> **EXERCISE AIM**
Among the entries, which lines carry the string "color"? Copy each of them.

((

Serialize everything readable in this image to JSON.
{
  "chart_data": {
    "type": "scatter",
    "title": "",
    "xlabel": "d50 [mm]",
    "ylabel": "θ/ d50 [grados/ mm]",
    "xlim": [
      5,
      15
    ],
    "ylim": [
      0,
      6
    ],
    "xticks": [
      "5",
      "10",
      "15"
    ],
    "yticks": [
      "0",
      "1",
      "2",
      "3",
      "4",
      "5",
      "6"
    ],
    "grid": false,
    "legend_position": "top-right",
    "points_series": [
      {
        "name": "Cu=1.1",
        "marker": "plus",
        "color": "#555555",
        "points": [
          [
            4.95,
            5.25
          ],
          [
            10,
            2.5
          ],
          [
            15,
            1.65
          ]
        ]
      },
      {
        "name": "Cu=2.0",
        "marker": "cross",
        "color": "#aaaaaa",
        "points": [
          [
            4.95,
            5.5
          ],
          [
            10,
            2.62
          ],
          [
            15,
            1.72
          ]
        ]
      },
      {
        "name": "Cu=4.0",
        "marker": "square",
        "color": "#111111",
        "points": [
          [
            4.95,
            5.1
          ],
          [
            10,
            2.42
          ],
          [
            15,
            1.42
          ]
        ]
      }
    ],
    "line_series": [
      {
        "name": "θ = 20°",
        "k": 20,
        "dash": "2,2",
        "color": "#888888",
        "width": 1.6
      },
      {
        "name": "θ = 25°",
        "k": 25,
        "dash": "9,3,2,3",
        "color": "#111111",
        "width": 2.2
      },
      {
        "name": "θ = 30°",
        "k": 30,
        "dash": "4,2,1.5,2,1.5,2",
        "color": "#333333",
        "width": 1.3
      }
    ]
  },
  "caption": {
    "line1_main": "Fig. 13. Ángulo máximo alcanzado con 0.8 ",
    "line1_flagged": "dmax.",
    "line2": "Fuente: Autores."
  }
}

))

> **WORKED ANSWER**
        "color": "#555555",
        "color": "#aaaaaa",
        "color": "#111111",
        "color": "#888888",
        "color": "#111111",
        "color": "#333333",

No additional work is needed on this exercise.